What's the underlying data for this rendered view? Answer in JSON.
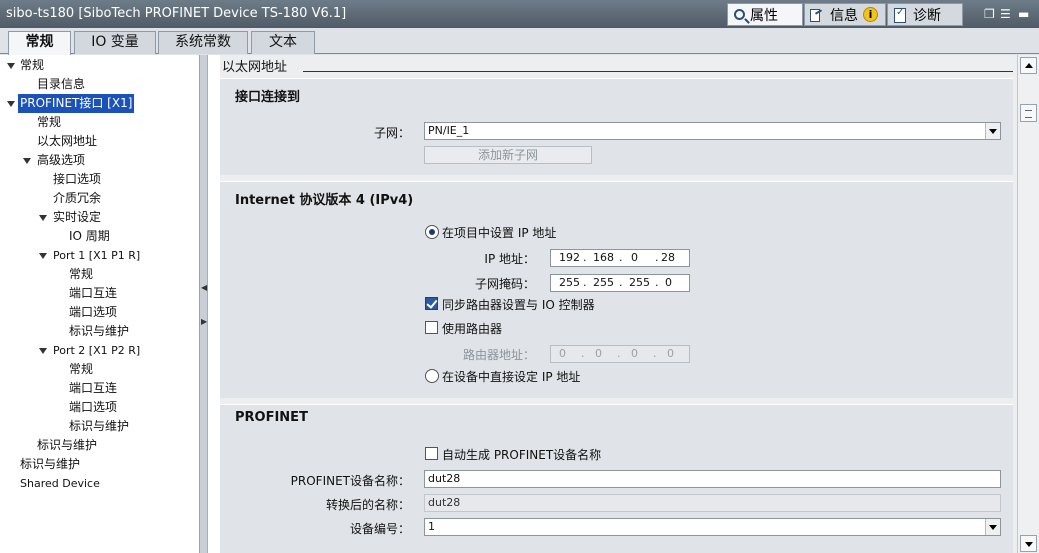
{
  "window": {
    "title": "sibo-ts180 [SiboTech PROFINET Device TS-180 V6.1]",
    "right_tabs": [
      {
        "label": "属性",
        "active": true
      },
      {
        "label": "信息",
        "active": false,
        "badge": "i"
      },
      {
        "label": "诊断",
        "active": false
      }
    ]
  },
  "tabs": [
    {
      "label": "常规",
      "active": true
    },
    {
      "label": "IO 变量",
      "active": false
    },
    {
      "label": "系统常数",
      "active": false
    },
    {
      "label": "文本",
      "active": false
    }
  ],
  "tree": [
    {
      "label": "常规",
      "expanded": true
    },
    {
      "label": "目录信息"
    },
    {
      "label": "PROFINET接口 [X1]",
      "expanded": true,
      "selected": true
    },
    {
      "label": "常规"
    },
    {
      "label": "以太网地址"
    },
    {
      "label": "高级选项",
      "expanded": true
    },
    {
      "label": "接口选项"
    },
    {
      "label": "介质冗余"
    },
    {
      "label": "实时设定",
      "expanded": true
    },
    {
      "label": "IO 周期"
    },
    {
      "label": "Port 1 [X1 P1 R]",
      "expanded": true
    },
    {
      "label": "常规"
    },
    {
      "label": "端口互连"
    },
    {
      "label": "端口选项"
    },
    {
      "label": "标识与维护"
    },
    {
      "label": "Port 2 [X1 P2 R]",
      "expanded": true
    },
    {
      "label": "常规"
    },
    {
      "label": "端口互连"
    },
    {
      "label": "端口选项"
    },
    {
      "label": "标识与维护"
    },
    {
      "label": "标识与维护"
    },
    {
      "label": "标识与维护"
    },
    {
      "label": "Shared Device"
    }
  ],
  "breadcrumb": "以太网地址",
  "interface_section": {
    "title": "接口连接到",
    "subnet_label": "子网：",
    "subnet_value": "PN/IE_1",
    "add_subnet_button": "添加新子网"
  },
  "ipv4_section": {
    "title": "Internet 协议版本 4 (IPv4)",
    "option_project": "在项目中设置 IP 地址",
    "ip_label": "IP 地址：",
    "ip_octets": [
      "192",
      "168",
      "0",
      "28"
    ],
    "mask_label": "子网掩码：",
    "mask_octets": [
      "255",
      "255",
      "255",
      "0"
    ],
    "sync_router": "同步路由器设置与 IO 控制器",
    "use_router": "使用路由器",
    "router_label": "路由器地址：",
    "router_octets": [
      "0",
      "0",
      "0",
      "0"
    ],
    "option_device": "在设备中直接设定 IP 地址",
    "state": {
      "project_selected": true,
      "sync_router_checked": true,
      "use_router_checked": false
    }
  },
  "profinet_section": {
    "title": "PROFINET",
    "auto_generate": "自动生成 PROFINET设备名称",
    "auto_generate_checked": false,
    "device_name_label": "PROFINET设备名称：",
    "device_name": "dut28",
    "converted_label": "转换后的名称：",
    "converted_name": "dut28",
    "device_number_label": "设备编号：",
    "device_number": "1"
  }
}
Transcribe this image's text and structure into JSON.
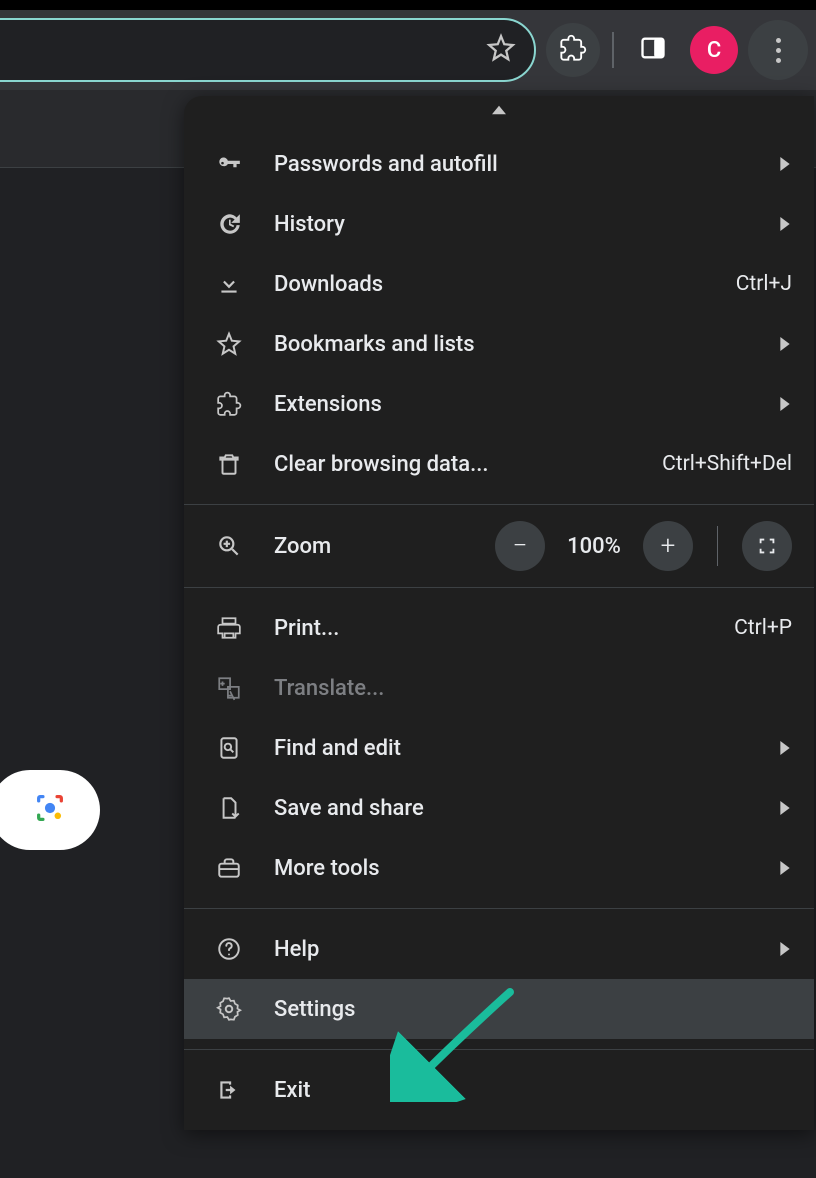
——
• [Problem to work on]
Write the listing above out again exactly, dropping each image.

• [Output of the task]
What's the underlying data for this rendered view? Answer in JSON.
{
  "window": {
    "title": "sibo-ts180 [SiboTech PROFINET Device TS-180 V6.1]",
    "right_tabs": [
      {
        "label": "属性",
        "active": true
      },
      {
        "label": "信息",
        "active": false,
        "badge": "i"
      },
      {
        "label": "诊断",
        "active": false
      }
    ]
  },
  "tabs": [
    {
      "label": "常规",
      "active": true
    },
    {
      "label": "IO 变量",
      "active": false
    },
    {
      "label": "系统常数",
      "active": false
    },
    {
      "label": "文本",
      "active": false
    }
  ],
  "tree": [
    {
      "label": "常规",
      "expanded": true
    },
    {
      "label": "目录信息"
    },
    {
      "label": "PROFINET接口 [X1]",
      "expanded": true,
      "selected": true
    },
    {
      "label": "常规"
    },
    {
      "label": "以太网地址"
    },
    {
      "label": "高级选项",
      "expanded": true
    },
    {
      "label": "接口选项"
    },
    {
      "label": "介质冗余"
    },
    {
      "label": "实时设定",
      "expanded": true
    },
    {
      "label": "IO 周期"
    },
    {
      "label": "Port 1 [X1 P1 R]",
      "expanded": true
    },
    {
      "label": "常规"
    },
    {
      "label": "端口互连"
    },
    {
      "label": "端口选项"
    },
    {
      "label": "标识与维护"
    },
    {
      "label": "Port 2 [X1 P2 R]",
      "expanded": true
    },
    {
      "label": "常规"
    },
    {
      "label": "端口互连"
    },
    {
      "label": "端口选项"
    },
    {
      "label": "标识与维护"
    },
    {
      "label": "标识与维护"
    },
    {
      "label": "标识与维护"
    },
    {
      "label": "Shared Device"
    }
  ],
  "breadcrumb": "以太网地址",
  "interface_section": {
    "title": "接口连接到",
    "subnet_label": "子网：",
    "subnet_value": "PN/IE_1",
    "add_subnet_button": "添加新子网"
  },
  "ipv4_section": {
    "title": "Internet 协议版本 4 (IPv4)",
    "option_project": "在项目中设置 IP 地址",
    "ip_label": "IP 地址：",
    "ip_octets": [
      "192",
      "168",
      "0",
      "28"
    ],
    "mask_label": "子网掩码：",
    "mask_octets": [
      "255",
      "255",
      "255",
      "0"
    ],
    "sync_router": "同步路由器设置与 IO 控制器",
    "use_router": "使用路由器",
    "router_label": "路由器地址：",
    "router_octets": [
      "0",
      "0",
      "0",
      "0"
    ],
    "option_device": "在设备中直接设定 IP 地址",
    "state": {
      "project_selected": true,
      "sync_router_checked": true,
      "use_router_checked": false
    }
  },
  "profinet_section": {
    "title": "PROFINET",
    "auto_generate": "自动生成 PROFINET设备名称",
    "auto_generate_checked": false,
    "device_name_label": "PROFINET设备名称：",
    "device_name": "dut28",
    "converted_label": "转换后的名称：",
    "converted_name": "dut28",
    "device_number_label": "设备编号：",
    "device_number": "1"
  }
}
Transcribe this image's text and structure into JSON.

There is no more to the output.